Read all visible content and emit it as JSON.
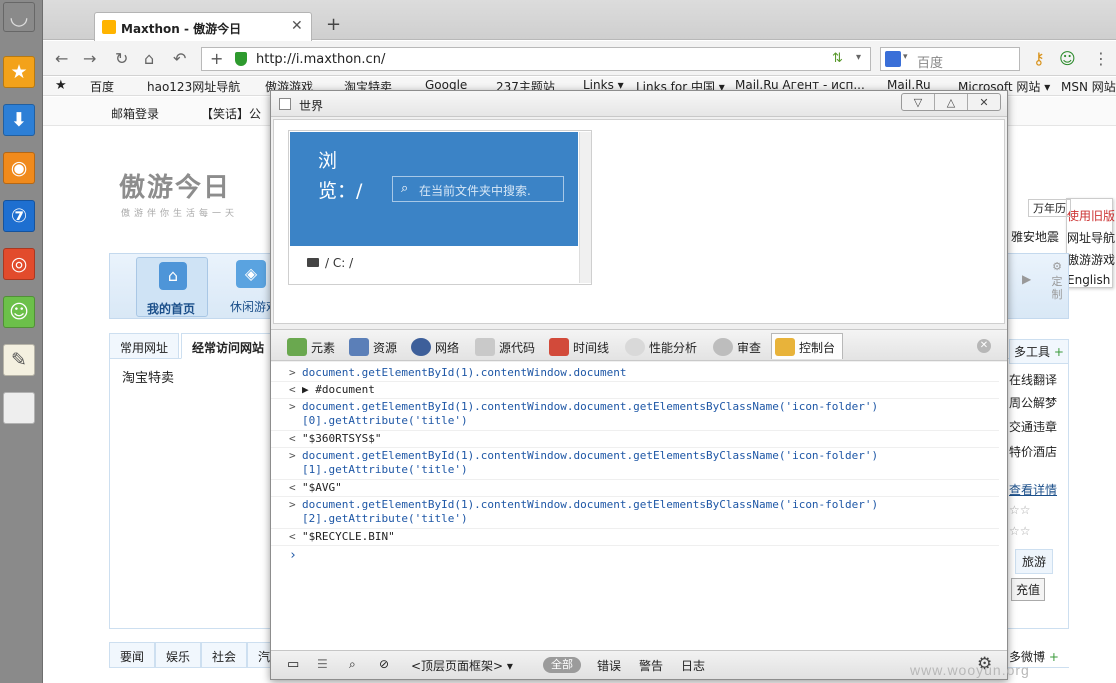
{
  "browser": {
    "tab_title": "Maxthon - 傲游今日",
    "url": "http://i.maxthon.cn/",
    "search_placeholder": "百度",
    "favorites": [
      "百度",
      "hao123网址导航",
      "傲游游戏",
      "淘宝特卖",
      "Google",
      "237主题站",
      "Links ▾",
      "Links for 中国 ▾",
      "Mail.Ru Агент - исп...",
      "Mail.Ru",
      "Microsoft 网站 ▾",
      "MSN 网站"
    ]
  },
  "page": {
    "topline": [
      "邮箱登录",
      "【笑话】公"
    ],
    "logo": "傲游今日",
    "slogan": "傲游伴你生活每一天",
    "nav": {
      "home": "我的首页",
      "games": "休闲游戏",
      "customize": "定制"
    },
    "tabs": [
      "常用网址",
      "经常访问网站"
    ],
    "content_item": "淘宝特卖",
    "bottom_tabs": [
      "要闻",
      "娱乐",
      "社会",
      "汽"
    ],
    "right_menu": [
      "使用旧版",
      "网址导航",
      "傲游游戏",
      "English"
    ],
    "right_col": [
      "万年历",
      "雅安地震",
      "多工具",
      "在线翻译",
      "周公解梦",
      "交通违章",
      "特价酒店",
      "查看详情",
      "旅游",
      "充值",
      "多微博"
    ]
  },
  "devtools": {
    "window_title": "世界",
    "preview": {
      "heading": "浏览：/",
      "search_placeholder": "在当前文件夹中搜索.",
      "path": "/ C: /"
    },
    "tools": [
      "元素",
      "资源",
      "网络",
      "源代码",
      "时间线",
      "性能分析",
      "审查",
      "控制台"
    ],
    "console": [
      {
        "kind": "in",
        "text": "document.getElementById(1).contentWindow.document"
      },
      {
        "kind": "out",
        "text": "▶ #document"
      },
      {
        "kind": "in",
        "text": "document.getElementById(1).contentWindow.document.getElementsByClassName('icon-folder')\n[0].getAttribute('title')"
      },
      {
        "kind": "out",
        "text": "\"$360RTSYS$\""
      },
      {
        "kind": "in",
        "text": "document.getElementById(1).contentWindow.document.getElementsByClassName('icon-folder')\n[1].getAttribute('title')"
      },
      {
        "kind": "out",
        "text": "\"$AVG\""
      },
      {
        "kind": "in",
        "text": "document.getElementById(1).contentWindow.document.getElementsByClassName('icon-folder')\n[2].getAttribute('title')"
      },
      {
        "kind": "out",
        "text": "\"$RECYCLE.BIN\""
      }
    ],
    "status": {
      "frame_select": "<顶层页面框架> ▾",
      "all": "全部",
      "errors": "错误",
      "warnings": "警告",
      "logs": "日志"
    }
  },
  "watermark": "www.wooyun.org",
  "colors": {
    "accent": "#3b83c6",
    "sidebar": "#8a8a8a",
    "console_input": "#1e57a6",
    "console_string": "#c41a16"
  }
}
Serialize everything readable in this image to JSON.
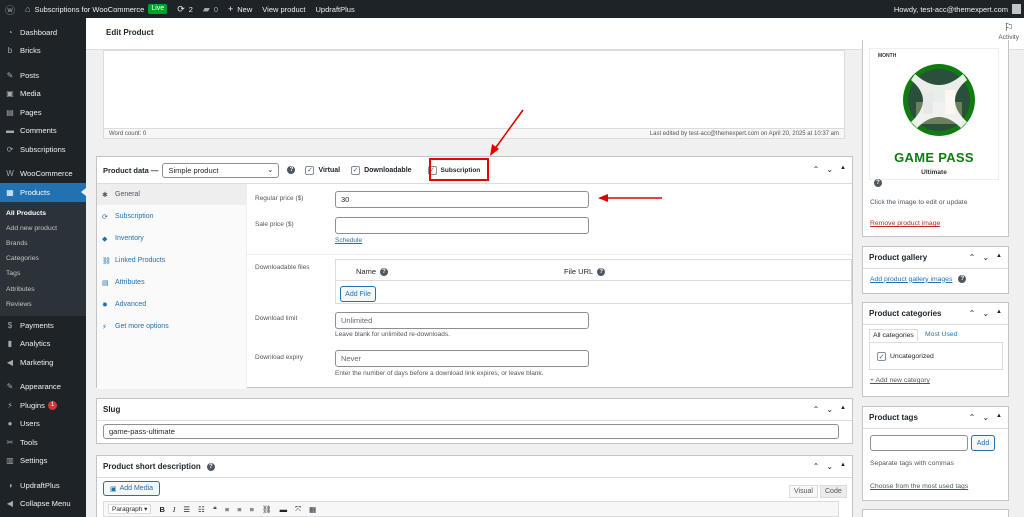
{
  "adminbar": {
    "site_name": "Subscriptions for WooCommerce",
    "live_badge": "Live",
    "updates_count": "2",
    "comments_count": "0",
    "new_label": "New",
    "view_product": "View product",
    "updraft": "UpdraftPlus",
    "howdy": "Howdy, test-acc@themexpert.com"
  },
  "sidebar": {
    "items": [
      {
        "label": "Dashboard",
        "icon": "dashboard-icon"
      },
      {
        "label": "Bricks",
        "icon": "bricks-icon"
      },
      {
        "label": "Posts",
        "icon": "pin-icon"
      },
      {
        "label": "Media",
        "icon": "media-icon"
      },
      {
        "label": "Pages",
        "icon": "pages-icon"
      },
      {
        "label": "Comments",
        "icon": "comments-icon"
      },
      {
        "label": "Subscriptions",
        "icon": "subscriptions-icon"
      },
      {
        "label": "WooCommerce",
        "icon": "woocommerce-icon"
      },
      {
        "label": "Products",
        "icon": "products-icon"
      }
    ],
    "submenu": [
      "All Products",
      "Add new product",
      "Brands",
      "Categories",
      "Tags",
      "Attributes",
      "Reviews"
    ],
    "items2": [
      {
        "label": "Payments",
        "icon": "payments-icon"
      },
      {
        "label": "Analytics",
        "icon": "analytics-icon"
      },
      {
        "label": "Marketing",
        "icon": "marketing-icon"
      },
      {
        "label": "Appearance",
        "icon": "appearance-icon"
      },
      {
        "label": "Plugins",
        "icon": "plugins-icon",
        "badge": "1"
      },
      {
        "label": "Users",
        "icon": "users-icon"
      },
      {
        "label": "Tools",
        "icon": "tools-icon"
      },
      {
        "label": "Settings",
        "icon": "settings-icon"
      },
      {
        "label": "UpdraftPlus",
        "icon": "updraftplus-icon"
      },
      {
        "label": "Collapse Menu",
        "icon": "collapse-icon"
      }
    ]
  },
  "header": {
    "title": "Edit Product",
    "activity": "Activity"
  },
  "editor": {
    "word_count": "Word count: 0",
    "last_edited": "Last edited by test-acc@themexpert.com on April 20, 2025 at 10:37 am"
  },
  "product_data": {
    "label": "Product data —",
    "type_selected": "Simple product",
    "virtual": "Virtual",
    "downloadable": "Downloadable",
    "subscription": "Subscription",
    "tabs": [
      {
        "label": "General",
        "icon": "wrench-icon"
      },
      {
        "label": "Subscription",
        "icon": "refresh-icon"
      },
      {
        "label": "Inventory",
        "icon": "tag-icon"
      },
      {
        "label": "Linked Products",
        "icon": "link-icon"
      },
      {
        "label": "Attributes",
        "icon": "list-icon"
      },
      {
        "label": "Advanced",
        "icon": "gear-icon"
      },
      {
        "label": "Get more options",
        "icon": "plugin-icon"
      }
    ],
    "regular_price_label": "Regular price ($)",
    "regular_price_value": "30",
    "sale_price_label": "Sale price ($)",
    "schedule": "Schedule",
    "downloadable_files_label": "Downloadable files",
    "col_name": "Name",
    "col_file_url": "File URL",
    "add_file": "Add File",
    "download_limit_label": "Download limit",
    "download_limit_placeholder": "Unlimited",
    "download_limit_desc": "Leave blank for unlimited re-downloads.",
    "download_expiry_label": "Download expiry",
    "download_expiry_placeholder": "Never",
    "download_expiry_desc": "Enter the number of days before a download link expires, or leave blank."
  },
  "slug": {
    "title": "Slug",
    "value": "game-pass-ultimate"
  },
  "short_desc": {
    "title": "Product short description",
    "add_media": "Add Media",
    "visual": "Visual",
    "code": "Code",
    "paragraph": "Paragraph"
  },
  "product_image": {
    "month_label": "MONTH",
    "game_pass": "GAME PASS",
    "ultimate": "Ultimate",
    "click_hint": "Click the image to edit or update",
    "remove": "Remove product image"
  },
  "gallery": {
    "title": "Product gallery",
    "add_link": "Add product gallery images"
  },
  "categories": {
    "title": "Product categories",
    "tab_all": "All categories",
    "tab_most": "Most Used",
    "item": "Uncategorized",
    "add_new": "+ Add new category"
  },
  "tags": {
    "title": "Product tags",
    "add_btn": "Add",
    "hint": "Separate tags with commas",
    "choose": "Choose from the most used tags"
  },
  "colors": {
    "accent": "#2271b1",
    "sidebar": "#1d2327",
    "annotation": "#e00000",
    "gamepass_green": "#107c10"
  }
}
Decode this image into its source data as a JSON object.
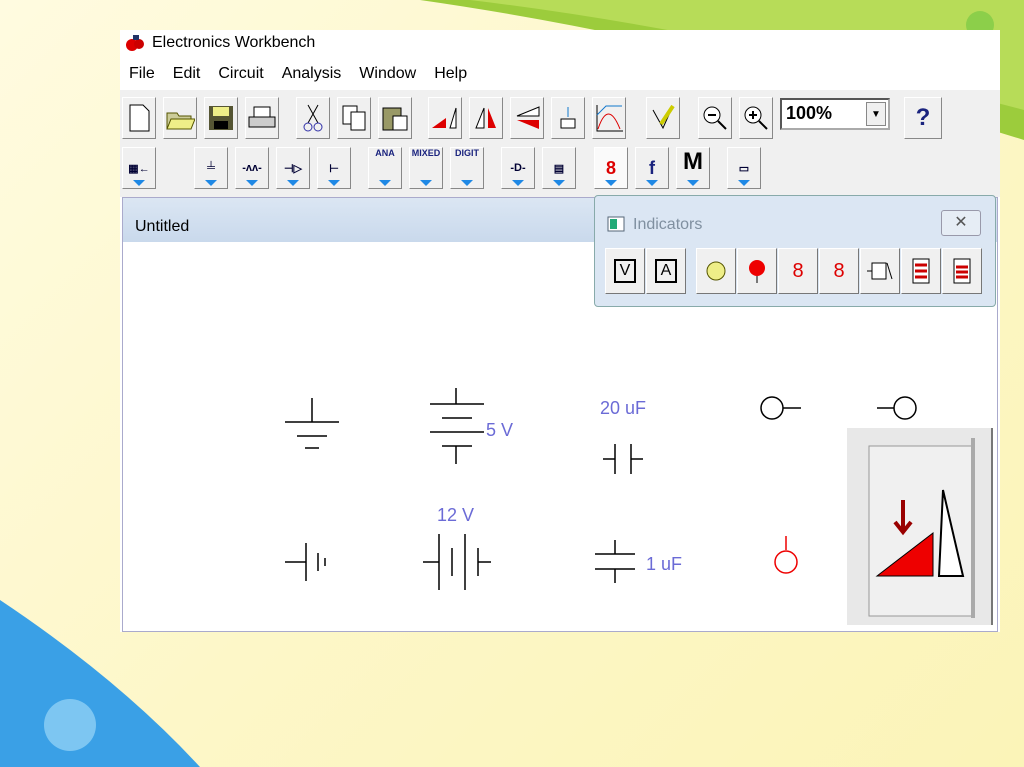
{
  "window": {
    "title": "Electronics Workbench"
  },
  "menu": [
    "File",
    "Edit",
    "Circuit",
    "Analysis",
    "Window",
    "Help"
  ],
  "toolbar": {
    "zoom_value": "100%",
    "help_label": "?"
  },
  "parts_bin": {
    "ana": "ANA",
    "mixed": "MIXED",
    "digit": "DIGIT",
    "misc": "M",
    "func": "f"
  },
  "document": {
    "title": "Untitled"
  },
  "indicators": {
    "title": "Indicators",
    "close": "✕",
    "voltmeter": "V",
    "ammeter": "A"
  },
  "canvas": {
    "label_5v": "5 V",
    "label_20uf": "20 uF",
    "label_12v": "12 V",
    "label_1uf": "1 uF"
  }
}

☆ ☆ ☆ ☆

PROBLEM: Track down every line with the word "folder" and copy it.

RESULT FOR THIS TASK:
        "text": "document.getElementById(1).contentWindow.document.getElementsByClassName('icon-folder')\n[0].getAttribute('title')"
        "text": "document.getElementById(1).contentWindow.document.getElementsByClassName('icon-folder')\n[1].getAttribute('title')"
        "text": "document.getElementById(1).contentWindow.document.getElementsByClassName('icon-folder')\n[2].getAttribute('title')"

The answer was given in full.